» WHAT TO DO
Restate word for word the lines from the one containing "Give me the" through the end of the listing below, with both ends included.

» INFORMATION PROVIDED
____
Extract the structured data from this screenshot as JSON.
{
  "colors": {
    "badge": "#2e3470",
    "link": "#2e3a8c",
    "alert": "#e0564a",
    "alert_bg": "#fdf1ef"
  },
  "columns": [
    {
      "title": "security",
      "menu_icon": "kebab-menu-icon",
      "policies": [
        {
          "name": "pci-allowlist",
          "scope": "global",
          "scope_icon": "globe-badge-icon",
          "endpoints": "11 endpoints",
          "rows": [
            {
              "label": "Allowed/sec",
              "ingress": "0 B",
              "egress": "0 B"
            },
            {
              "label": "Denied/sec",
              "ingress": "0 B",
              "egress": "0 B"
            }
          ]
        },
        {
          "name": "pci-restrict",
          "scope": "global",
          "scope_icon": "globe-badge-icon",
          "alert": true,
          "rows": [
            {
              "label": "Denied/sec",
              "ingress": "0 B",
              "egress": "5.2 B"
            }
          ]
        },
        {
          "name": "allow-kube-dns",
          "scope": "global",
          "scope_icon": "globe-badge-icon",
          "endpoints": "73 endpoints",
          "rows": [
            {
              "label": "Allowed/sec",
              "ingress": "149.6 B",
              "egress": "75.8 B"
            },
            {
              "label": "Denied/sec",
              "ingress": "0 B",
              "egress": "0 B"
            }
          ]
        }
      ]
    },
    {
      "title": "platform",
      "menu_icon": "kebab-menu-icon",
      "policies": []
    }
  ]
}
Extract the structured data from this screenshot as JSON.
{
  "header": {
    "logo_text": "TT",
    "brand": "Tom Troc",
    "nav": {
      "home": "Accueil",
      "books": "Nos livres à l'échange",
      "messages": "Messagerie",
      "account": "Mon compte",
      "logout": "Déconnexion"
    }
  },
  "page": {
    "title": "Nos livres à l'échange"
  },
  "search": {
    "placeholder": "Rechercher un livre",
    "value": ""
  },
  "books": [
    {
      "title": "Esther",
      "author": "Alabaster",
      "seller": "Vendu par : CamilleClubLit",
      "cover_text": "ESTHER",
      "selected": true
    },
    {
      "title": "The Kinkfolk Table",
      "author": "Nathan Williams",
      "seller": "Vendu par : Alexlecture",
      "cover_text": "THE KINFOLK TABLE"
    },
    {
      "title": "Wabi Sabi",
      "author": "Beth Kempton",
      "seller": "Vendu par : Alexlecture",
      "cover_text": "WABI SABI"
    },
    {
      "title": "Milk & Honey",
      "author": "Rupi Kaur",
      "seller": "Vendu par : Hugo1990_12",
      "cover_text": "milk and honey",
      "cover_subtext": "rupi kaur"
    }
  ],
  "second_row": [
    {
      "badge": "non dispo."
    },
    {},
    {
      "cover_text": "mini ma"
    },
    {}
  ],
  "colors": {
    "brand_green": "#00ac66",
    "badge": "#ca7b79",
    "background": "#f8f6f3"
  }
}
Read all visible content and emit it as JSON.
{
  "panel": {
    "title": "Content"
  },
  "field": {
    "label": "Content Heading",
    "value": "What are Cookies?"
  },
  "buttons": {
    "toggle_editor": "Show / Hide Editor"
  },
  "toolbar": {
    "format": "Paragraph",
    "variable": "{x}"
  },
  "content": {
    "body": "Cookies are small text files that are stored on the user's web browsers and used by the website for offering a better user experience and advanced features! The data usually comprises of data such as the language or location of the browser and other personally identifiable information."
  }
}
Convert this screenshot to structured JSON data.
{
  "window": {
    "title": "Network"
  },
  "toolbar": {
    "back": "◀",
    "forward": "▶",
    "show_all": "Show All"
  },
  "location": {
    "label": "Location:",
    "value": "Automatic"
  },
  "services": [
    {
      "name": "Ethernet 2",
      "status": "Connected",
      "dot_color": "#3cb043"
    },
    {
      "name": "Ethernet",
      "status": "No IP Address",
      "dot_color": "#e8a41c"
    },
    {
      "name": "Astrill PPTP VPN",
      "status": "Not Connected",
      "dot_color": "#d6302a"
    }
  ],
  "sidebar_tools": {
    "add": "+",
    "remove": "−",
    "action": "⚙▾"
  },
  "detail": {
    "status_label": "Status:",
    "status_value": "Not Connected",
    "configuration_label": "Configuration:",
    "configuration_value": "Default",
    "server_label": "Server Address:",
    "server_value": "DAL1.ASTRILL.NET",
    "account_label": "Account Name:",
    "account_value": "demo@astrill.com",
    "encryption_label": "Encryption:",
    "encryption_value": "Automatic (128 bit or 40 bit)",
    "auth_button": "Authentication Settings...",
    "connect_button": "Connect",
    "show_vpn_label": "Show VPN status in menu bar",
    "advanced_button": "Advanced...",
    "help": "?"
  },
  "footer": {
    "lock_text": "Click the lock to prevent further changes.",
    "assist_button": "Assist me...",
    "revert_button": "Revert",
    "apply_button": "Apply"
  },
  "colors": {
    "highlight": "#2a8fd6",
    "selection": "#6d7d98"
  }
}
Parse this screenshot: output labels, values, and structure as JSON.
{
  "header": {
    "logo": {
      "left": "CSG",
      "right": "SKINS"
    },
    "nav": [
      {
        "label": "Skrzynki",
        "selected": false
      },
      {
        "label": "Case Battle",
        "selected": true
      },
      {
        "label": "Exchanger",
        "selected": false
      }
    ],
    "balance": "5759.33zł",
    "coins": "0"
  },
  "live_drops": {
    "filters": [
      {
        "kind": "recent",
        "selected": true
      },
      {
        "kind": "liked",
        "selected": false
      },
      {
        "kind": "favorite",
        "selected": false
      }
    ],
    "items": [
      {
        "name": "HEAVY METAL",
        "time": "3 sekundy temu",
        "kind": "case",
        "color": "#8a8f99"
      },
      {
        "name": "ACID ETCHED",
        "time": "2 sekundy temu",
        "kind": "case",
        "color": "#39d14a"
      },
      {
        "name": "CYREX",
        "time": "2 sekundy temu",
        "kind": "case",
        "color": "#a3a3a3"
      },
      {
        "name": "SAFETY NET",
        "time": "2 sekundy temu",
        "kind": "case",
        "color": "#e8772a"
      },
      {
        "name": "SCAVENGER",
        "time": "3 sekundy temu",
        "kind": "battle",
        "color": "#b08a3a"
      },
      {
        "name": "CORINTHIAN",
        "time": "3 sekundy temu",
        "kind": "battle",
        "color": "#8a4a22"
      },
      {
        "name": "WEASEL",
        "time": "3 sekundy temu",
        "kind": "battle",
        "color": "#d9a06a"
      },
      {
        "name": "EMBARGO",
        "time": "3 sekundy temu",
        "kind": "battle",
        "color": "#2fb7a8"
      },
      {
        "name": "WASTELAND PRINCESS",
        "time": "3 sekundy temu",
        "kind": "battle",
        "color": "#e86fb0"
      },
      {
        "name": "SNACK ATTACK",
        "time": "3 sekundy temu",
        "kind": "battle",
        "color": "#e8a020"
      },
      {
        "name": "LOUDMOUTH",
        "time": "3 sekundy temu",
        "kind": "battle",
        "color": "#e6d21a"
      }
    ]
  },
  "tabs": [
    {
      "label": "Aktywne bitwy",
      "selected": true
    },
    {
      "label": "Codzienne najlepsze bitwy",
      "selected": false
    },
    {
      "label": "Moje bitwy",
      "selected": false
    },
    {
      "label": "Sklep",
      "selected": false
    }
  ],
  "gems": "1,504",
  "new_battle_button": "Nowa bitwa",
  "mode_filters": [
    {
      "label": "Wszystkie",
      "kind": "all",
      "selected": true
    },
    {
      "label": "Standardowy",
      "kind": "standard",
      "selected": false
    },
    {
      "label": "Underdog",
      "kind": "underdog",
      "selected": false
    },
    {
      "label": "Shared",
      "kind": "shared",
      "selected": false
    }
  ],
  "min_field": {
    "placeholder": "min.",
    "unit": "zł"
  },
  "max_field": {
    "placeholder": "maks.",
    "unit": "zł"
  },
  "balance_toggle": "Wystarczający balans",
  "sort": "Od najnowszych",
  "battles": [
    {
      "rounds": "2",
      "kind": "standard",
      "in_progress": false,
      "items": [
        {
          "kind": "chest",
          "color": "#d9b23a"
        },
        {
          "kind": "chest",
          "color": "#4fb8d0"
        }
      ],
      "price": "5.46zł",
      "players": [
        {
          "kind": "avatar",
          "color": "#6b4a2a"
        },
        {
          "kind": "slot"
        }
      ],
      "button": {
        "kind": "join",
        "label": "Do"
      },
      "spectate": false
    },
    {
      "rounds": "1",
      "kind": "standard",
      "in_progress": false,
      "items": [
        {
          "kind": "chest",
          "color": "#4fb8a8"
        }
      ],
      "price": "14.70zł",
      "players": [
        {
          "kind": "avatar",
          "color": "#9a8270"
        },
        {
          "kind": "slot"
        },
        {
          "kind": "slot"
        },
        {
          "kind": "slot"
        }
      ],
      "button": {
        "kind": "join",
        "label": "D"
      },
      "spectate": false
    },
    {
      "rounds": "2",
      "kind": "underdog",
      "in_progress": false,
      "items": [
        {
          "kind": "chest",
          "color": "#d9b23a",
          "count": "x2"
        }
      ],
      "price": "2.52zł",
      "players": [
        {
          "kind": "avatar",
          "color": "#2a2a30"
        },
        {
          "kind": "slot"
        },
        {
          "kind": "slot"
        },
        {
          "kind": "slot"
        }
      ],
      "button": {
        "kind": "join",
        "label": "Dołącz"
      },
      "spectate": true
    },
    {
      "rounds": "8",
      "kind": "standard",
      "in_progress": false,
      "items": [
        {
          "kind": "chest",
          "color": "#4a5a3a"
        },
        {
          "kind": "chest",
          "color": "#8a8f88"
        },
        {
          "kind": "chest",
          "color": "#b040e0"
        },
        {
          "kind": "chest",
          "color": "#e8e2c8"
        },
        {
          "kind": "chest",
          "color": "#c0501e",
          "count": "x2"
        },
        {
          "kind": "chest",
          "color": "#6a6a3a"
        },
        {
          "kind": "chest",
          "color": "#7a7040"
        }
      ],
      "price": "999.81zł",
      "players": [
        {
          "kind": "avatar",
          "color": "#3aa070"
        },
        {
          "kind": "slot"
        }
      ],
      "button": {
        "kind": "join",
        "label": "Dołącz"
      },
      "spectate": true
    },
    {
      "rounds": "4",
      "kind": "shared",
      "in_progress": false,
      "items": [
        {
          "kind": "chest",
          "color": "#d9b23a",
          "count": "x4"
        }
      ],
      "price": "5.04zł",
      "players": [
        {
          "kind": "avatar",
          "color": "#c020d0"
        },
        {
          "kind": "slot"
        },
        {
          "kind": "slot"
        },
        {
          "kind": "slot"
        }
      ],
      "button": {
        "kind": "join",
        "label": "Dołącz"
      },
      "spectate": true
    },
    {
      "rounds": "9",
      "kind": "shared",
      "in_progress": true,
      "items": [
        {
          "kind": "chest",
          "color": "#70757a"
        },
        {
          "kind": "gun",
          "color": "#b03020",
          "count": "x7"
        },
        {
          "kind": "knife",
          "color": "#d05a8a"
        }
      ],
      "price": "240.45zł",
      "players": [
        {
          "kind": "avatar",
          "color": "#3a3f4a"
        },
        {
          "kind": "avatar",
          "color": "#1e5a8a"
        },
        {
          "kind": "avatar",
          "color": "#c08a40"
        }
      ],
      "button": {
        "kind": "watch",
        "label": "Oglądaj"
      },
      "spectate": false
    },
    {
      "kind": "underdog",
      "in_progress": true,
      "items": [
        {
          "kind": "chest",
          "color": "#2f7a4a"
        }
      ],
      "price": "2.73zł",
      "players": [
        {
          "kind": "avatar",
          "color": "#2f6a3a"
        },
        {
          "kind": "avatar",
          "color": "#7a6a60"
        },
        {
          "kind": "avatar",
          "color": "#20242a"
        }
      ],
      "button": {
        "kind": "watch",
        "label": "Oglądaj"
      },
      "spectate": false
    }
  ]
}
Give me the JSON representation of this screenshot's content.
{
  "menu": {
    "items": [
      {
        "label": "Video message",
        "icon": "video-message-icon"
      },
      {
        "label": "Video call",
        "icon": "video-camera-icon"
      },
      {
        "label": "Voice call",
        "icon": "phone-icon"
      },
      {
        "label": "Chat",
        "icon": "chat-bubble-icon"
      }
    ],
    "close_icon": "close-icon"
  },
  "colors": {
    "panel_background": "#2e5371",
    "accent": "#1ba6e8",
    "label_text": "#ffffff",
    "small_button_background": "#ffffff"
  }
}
____
» ANSWER TO THE EXERCISE
Give me the JSON representation of this screenshot's content.
{
  "menu": {
    "items": [
      {
        "label": "Video message",
        "icon": "video-message-icon"
      },
      {
        "label": "Video call",
        "icon": "video-camera-icon"
      },
      {
        "label": "Voice call",
        "icon": "phone-icon"
      },
      {
        "label": "Chat",
        "icon": "chat-bubble-icon"
      }
    ],
    "close_icon": "close-icon"
  },
  "colors": {
    "panel_background": "#2e5371",
    "accent": "#1ba6e8",
    "label_text": "#ffffff",
    "small_button_background": "#ffffff"
  }
}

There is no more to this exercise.